PROBLEM DETAILS:
In the entries below, find every line with "streak" and copy it.
** BEGIN **
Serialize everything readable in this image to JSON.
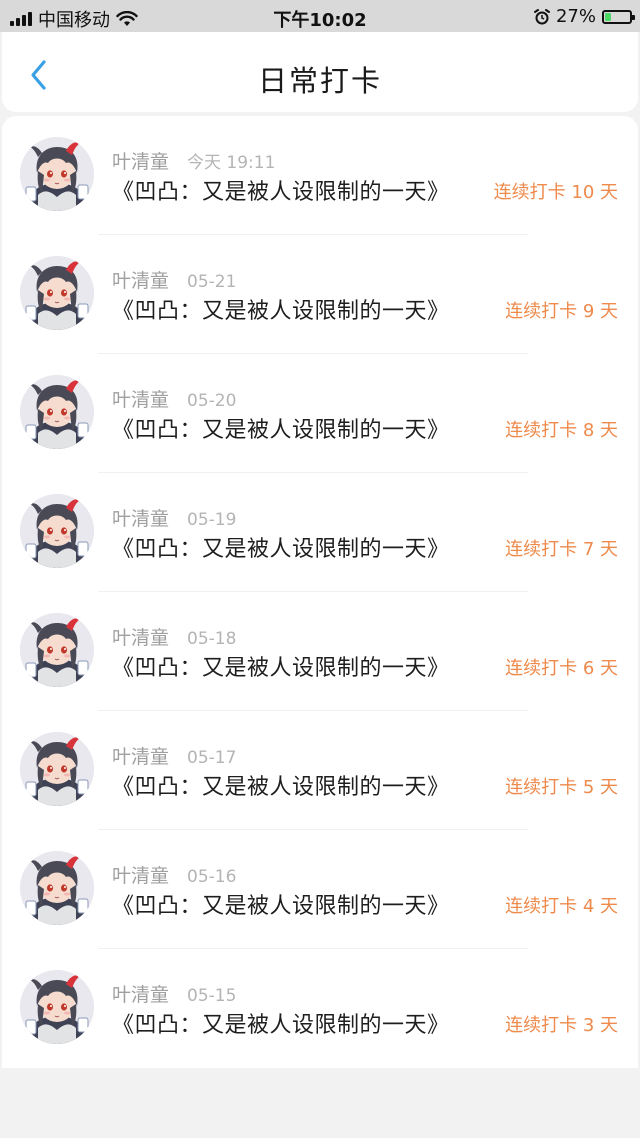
{
  "status_bar": {
    "carrier": "中国移动",
    "time": "下午10:02",
    "battery": "27%",
    "battery_level": 0.27
  },
  "header": {
    "title": "日常打卡",
    "back_icon": "chevron-left-icon",
    "accent_color": "#3aa0e6"
  },
  "colors": {
    "streak": "#ee8a4c",
    "meta": "#a0a0a0"
  },
  "items": [
    {
      "user": "叶清童",
      "date": "今天 19:11",
      "title": "《凹凸：又是被人设限制的一天》",
      "streak": "连续打卡 10 天"
    },
    {
      "user": "叶清童",
      "date": "05-21",
      "title": "《凹凸：又是被人设限制的一天》",
      "streak": "连续打卡 9 天"
    },
    {
      "user": "叶清童",
      "date": "05-20",
      "title": "《凹凸：又是被人设限制的一天》",
      "streak": "连续打卡 8 天"
    },
    {
      "user": "叶清童",
      "date": "05-19",
      "title": "《凹凸：又是被人设限制的一天》",
      "streak": "连续打卡 7 天"
    },
    {
      "user": "叶清童",
      "date": "05-18",
      "title": "《凹凸：又是被人设限制的一天》",
      "streak": "连续打卡 6 天"
    },
    {
      "user": "叶清童",
      "date": "05-17",
      "title": "《凹凸：又是被人设限制的一天》",
      "streak": "连续打卡 5 天"
    },
    {
      "user": "叶清童",
      "date": "05-16",
      "title": "《凹凸：又是被人设限制的一天》",
      "streak": "连续打卡 4 天"
    },
    {
      "user": "叶清童",
      "date": "05-15",
      "title": "《凹凸：又是被人设限制的一天》",
      "streak": "连续打卡 3 天"
    }
  ]
}
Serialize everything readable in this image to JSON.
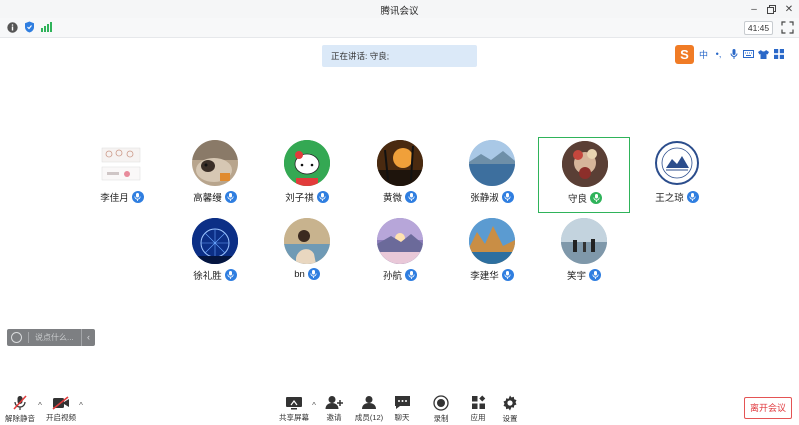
{
  "window": {
    "title": "腾讯会议"
  },
  "status": {
    "timer": "41:45"
  },
  "speaking_banner": "正在讲话: 守良;",
  "ime": {
    "logo": "S",
    "mode": "中",
    "punct": "•,"
  },
  "participants": [
    {
      "name": "李佳月",
      "mic": "on"
    },
    {
      "name": "高馨缦",
      "mic": "on"
    },
    {
      "name": "刘子祺",
      "mic": "on"
    },
    {
      "name": "黄微",
      "mic": "on"
    },
    {
      "name": "张静淑",
      "mic": "on"
    },
    {
      "name": "守良",
      "mic": "speaking",
      "active": true
    },
    {
      "name": "王之琼",
      "mic": "on"
    },
    {
      "name": "徐礼胜",
      "mic": "on"
    },
    {
      "name": "bn",
      "mic": "on"
    },
    {
      "name": "孙航",
      "mic": "on"
    },
    {
      "name": "李建华",
      "mic": "on"
    },
    {
      "name": "笑宇",
      "mic": "on"
    }
  ],
  "chat": {
    "placeholder": "说点什么..."
  },
  "toolbar": {
    "unmute": "解除静音",
    "start_video": "开启视频",
    "share_screen": "共享屏幕",
    "invite": "邀请",
    "members": "成员(12)",
    "chat": "聊天",
    "record": "录制",
    "apps": "应用",
    "settings": "设置",
    "leave": "离开会议"
  },
  "colors": {
    "accent": "#2f7ee0",
    "speaking": "#2fb35a",
    "leave": "#e0393e"
  }
}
** END **
EXERCISE RESULT:
    "streak": "#ee8a4c",
      "streak": "连续打卡 10 天"
      "streak": "连续打卡 9 天"
      "streak": "连续打卡 8 天"
      "streak": "连续打卡 7 天"
      "streak": "连续打卡 6 天"
      "streak": "连续打卡 5 天"
      "streak": "连续打卡 4 天"
      "streak": "连续打卡 3 天"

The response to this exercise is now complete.